MATERIAL PROVIDED -
>> Begin

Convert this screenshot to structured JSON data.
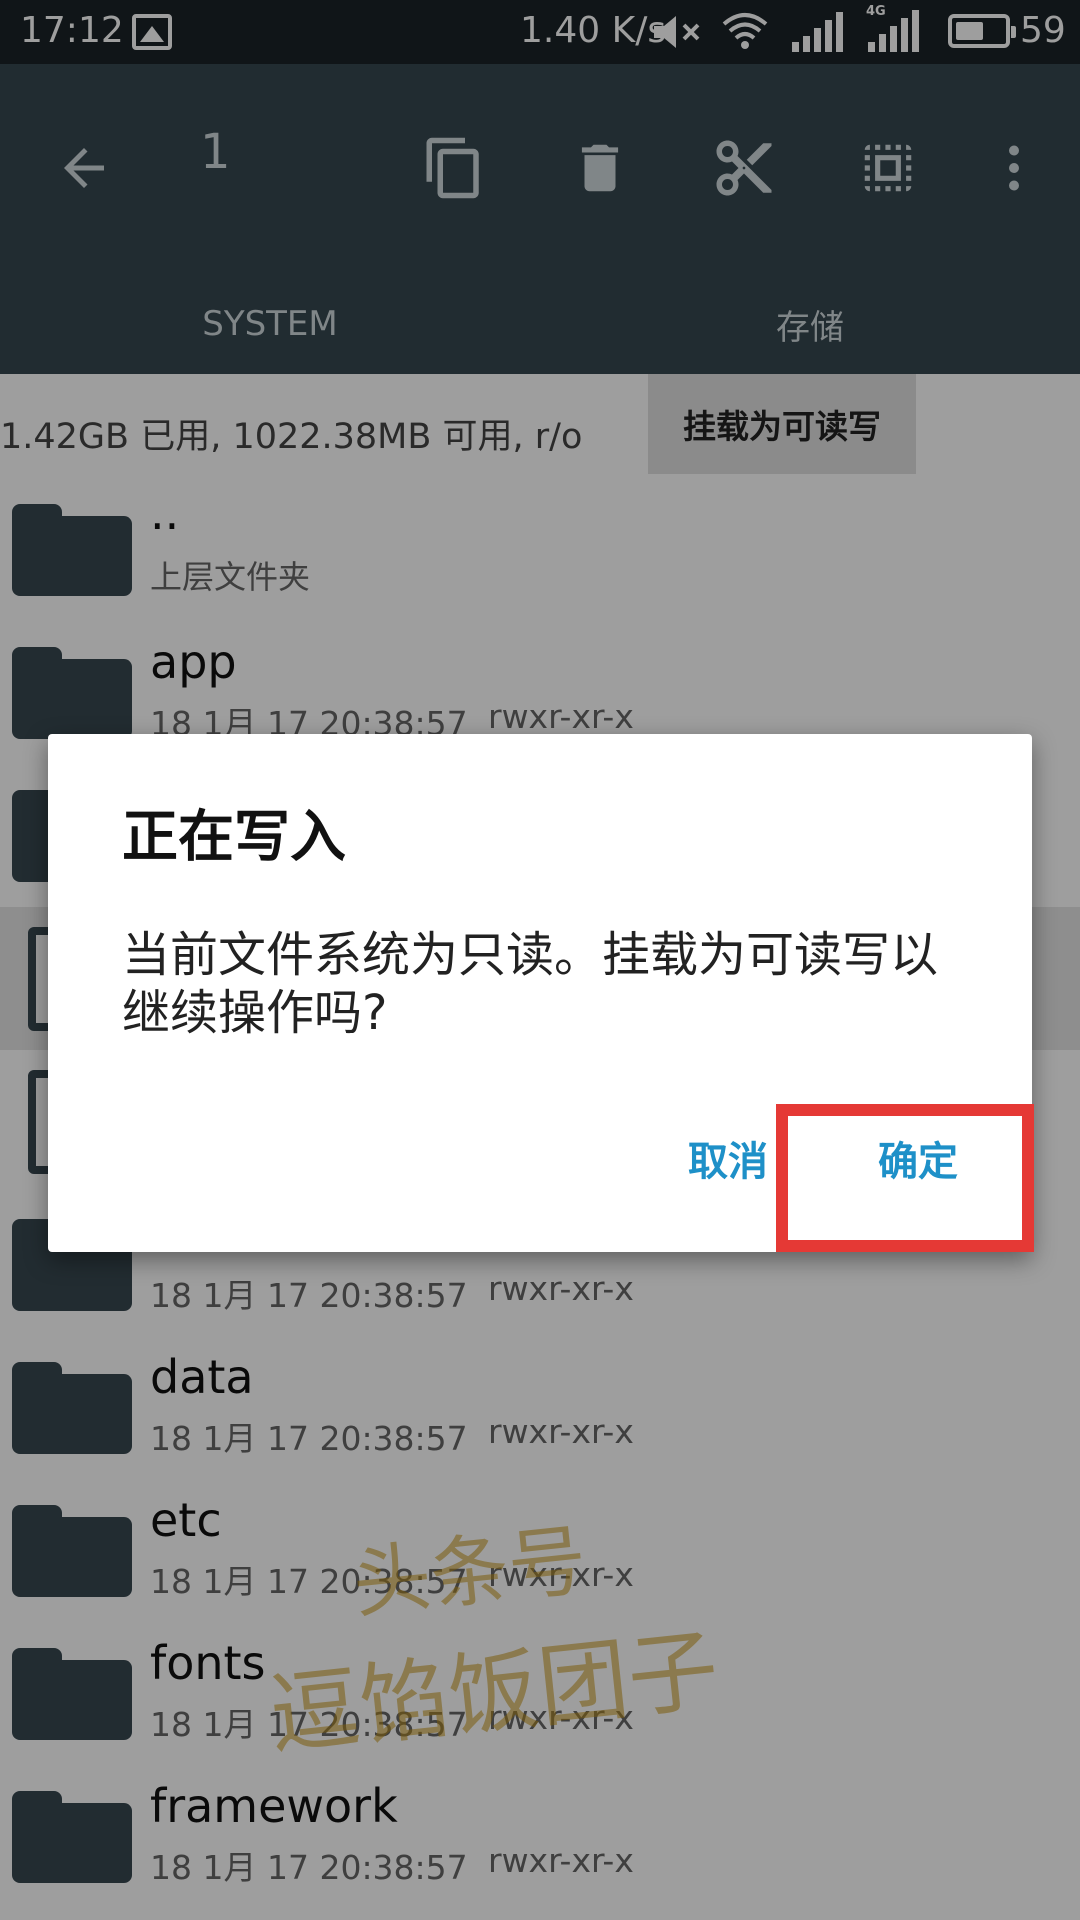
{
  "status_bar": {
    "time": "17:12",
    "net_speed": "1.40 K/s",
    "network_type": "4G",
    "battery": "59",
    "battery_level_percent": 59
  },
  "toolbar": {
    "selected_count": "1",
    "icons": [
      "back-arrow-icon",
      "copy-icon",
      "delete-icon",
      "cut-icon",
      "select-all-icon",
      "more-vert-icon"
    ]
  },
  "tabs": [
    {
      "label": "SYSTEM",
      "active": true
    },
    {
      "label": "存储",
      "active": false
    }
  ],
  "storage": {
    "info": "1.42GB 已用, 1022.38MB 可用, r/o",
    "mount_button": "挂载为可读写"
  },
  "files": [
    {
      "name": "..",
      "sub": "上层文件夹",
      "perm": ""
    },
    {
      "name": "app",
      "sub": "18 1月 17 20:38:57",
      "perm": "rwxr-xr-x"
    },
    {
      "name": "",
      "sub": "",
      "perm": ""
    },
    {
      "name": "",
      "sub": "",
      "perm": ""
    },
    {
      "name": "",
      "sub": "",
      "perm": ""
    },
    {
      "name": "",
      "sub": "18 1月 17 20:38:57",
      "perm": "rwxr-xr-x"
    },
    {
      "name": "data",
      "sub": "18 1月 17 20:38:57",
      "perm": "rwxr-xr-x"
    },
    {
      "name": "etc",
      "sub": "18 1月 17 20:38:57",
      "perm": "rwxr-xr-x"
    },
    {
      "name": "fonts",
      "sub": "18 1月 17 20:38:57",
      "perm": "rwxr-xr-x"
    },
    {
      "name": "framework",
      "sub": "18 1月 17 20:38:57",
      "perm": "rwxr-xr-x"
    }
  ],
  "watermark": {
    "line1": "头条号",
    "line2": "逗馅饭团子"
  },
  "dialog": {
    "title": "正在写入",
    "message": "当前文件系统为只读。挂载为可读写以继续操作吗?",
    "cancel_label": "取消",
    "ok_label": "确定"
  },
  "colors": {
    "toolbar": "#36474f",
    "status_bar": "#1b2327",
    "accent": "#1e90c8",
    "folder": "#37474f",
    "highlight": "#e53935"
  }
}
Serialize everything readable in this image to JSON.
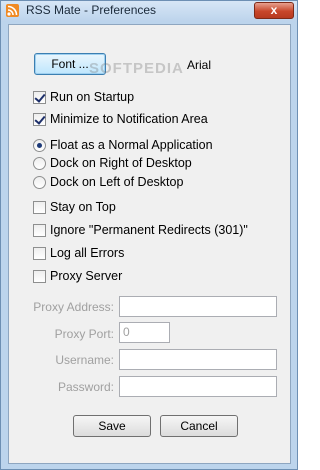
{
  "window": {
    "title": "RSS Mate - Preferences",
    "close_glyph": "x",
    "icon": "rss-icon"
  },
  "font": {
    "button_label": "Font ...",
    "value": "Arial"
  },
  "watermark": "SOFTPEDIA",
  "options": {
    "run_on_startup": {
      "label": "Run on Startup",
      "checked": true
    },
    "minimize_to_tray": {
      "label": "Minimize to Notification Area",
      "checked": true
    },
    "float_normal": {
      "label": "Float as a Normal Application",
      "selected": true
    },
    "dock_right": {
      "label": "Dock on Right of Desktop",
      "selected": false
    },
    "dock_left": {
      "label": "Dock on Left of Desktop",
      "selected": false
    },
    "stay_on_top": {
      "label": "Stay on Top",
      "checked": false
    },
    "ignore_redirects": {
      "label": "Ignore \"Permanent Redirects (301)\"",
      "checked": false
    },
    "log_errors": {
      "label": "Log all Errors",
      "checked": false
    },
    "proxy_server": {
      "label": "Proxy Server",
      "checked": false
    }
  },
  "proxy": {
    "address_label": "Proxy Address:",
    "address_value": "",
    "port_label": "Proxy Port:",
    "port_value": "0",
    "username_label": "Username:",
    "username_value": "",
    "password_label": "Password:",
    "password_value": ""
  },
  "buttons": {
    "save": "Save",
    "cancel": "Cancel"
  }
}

>> End
>> Begin

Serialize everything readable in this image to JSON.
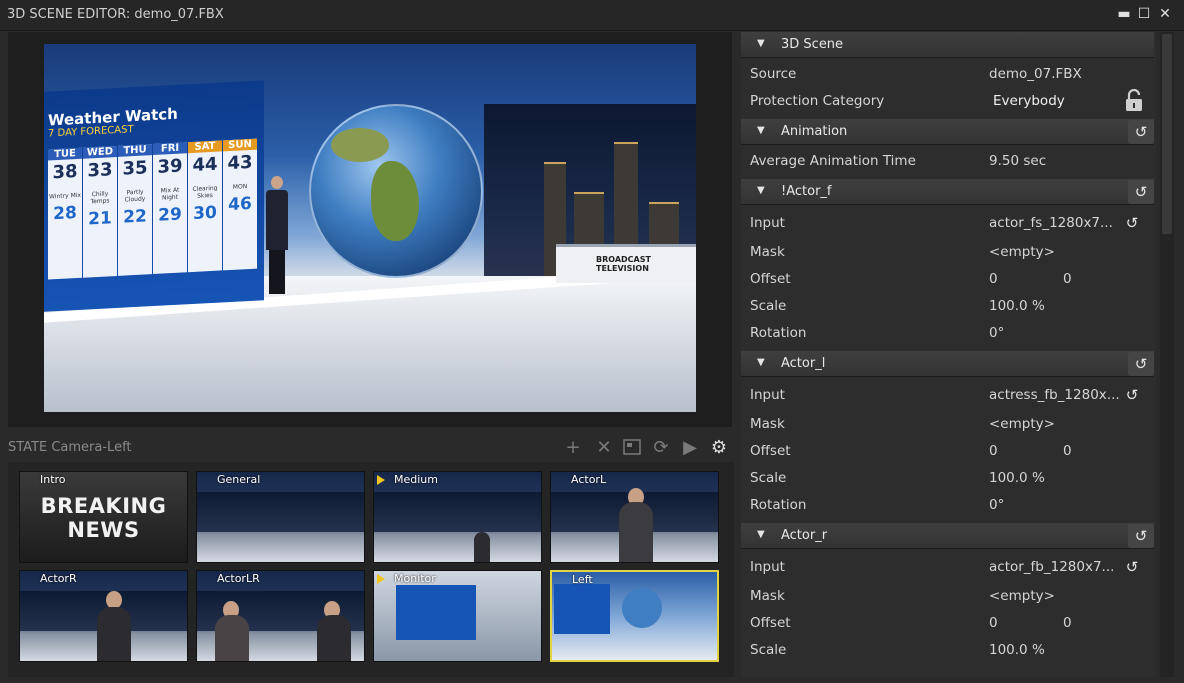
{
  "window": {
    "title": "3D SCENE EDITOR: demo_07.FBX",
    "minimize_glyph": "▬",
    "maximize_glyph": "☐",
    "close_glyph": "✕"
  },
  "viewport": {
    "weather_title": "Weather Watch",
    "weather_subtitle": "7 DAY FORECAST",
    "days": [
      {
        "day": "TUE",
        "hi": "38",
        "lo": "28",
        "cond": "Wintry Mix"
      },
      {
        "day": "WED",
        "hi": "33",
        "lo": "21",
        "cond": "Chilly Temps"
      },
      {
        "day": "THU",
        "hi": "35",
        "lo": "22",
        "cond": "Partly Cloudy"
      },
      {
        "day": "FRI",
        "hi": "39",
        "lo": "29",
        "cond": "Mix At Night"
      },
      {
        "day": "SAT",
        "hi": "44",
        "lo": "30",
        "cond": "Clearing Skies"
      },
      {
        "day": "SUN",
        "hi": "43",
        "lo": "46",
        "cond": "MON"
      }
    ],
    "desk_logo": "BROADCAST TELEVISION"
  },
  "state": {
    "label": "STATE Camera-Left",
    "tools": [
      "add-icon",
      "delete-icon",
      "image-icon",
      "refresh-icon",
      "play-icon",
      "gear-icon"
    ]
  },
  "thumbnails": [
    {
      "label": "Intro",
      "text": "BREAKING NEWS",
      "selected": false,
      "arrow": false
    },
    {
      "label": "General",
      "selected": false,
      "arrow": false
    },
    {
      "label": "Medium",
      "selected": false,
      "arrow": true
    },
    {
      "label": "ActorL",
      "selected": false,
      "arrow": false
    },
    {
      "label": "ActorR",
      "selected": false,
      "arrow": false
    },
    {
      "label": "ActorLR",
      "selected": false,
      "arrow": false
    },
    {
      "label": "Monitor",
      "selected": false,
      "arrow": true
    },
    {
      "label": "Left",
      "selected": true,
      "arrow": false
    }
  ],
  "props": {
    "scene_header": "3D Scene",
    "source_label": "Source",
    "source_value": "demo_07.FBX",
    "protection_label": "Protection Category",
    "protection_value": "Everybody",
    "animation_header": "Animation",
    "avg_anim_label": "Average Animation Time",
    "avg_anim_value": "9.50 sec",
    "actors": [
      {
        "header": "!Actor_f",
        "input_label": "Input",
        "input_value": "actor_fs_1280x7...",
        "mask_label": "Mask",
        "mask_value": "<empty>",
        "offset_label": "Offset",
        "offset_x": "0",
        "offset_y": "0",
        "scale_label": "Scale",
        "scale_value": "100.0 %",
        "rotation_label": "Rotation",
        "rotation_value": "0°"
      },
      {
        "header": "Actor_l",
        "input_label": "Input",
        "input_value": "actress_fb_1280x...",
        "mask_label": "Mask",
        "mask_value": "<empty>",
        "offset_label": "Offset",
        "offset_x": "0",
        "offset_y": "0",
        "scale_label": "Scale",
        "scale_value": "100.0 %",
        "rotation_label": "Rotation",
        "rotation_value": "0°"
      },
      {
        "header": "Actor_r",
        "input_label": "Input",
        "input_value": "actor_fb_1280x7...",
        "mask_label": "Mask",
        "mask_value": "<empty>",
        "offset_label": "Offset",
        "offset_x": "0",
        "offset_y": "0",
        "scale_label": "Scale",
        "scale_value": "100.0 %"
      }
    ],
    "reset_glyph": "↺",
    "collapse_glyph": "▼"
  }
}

>> End

WHAT IS NEEDED -
Using the material above, copy every line in which the string "cond" occurs.

REPLY -
        "cond": "Wintry Mix"
        "cond": "Chilly Temps"
        "cond": "Partly Cloudy"
        "cond": "Mix At Night"
        "cond": "Clearing Skies"
        "cond": "MON"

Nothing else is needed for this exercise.